Items listed in a dataset:
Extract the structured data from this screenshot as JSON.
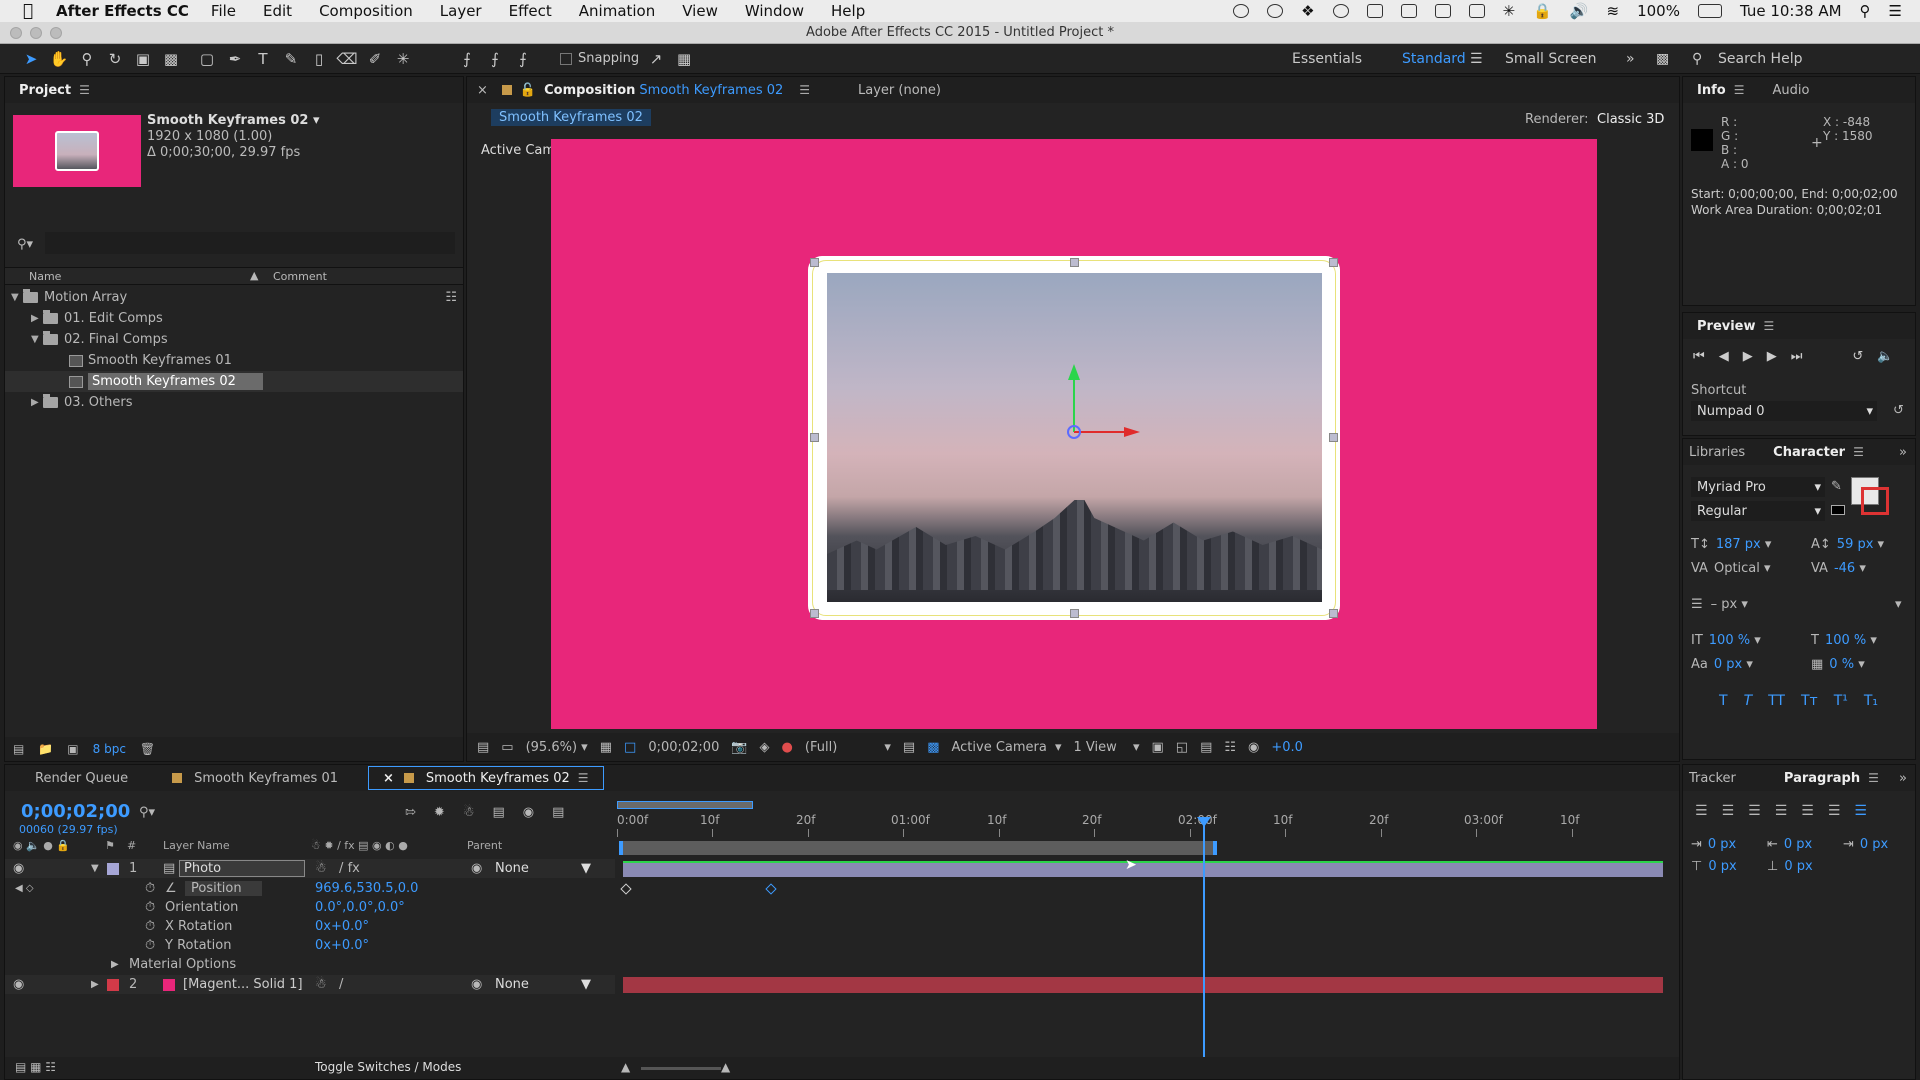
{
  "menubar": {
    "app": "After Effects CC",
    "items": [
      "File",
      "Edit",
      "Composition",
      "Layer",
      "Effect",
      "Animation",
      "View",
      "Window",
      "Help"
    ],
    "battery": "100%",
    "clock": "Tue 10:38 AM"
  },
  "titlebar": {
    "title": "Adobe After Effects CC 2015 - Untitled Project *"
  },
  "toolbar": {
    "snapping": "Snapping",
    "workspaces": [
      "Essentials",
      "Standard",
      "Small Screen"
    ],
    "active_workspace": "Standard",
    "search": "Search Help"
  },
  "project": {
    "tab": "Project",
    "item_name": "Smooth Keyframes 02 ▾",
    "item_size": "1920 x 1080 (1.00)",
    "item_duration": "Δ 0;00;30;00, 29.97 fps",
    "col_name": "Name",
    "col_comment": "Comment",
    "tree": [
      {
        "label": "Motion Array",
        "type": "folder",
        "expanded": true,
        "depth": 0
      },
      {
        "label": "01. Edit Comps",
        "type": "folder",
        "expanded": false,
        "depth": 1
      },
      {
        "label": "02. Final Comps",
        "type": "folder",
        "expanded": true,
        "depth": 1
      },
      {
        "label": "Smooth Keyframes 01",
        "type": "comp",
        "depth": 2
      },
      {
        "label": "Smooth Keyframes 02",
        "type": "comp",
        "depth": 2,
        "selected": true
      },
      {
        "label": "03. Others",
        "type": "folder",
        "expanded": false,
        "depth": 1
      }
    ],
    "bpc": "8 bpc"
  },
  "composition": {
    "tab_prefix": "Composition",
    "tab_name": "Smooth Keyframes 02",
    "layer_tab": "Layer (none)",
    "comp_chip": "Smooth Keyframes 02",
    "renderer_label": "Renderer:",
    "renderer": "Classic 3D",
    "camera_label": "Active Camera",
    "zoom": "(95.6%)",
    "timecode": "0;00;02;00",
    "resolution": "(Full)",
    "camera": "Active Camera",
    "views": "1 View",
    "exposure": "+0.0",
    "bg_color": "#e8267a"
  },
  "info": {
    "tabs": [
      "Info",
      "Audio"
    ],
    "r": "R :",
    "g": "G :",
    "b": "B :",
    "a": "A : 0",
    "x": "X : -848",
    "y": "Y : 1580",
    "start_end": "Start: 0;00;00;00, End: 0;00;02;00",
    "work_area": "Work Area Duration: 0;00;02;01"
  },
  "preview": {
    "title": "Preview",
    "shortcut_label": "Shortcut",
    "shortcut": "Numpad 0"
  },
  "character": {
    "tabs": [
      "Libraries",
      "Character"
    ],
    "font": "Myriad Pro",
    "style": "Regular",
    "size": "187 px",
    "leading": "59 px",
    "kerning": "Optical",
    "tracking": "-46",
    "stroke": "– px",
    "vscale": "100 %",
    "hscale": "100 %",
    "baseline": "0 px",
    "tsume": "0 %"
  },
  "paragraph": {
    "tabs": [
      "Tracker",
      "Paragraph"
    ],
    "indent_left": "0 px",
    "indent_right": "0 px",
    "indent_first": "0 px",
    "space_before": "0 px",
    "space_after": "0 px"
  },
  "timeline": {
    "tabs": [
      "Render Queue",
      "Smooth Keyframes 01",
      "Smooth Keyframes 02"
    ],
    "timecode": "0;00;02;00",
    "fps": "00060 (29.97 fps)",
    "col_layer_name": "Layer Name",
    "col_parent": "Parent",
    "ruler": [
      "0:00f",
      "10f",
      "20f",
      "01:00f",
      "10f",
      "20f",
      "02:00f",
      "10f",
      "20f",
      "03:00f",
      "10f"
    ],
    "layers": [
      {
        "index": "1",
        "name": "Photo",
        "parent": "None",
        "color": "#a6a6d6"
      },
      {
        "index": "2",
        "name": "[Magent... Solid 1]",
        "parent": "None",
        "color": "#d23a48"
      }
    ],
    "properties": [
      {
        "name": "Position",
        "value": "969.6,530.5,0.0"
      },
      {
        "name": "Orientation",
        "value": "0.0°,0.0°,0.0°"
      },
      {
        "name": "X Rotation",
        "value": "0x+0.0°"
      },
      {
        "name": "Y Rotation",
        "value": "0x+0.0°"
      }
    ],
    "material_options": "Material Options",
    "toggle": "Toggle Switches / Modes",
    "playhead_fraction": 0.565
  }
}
---
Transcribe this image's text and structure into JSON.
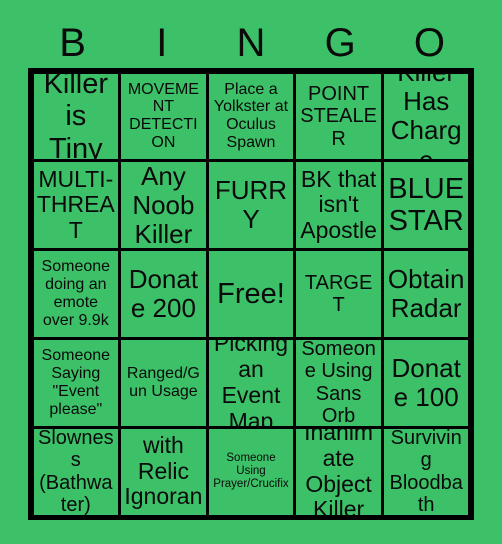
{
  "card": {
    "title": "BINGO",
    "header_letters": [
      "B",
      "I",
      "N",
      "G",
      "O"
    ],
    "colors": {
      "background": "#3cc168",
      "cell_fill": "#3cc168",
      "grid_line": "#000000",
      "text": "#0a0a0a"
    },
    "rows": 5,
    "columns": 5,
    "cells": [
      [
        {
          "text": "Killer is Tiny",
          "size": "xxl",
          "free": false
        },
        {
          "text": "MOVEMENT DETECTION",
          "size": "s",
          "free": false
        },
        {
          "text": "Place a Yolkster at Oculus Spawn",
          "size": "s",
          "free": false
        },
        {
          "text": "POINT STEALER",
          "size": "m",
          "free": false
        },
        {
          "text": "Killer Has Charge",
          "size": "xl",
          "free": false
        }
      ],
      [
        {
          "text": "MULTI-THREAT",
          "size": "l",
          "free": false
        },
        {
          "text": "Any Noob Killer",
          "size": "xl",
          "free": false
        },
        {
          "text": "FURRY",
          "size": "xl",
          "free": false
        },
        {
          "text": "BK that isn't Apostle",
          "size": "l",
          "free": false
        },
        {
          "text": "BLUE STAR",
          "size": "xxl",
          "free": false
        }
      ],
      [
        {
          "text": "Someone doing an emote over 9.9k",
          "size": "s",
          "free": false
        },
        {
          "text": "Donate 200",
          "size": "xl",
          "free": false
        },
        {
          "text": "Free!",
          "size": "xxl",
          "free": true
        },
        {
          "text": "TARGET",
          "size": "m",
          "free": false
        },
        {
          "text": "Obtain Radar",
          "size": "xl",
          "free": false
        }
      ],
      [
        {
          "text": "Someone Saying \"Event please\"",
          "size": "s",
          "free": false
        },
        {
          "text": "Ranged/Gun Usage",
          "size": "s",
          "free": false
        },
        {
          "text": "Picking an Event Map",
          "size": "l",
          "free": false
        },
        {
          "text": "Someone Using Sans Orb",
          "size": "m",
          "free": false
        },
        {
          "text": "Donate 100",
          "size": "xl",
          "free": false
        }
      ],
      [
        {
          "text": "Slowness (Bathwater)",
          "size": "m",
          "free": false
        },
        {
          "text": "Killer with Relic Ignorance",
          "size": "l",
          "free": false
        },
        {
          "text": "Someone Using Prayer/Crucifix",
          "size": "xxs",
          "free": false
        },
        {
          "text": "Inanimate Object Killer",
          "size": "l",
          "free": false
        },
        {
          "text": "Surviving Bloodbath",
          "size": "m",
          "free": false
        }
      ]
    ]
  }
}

§ Problem details: Search the records above for the string "JSON". Copy every line that contains it.

§ Full response:
Extract the structured data from this screenshot as JSON.
Transcribe this image's text and structure into JSON.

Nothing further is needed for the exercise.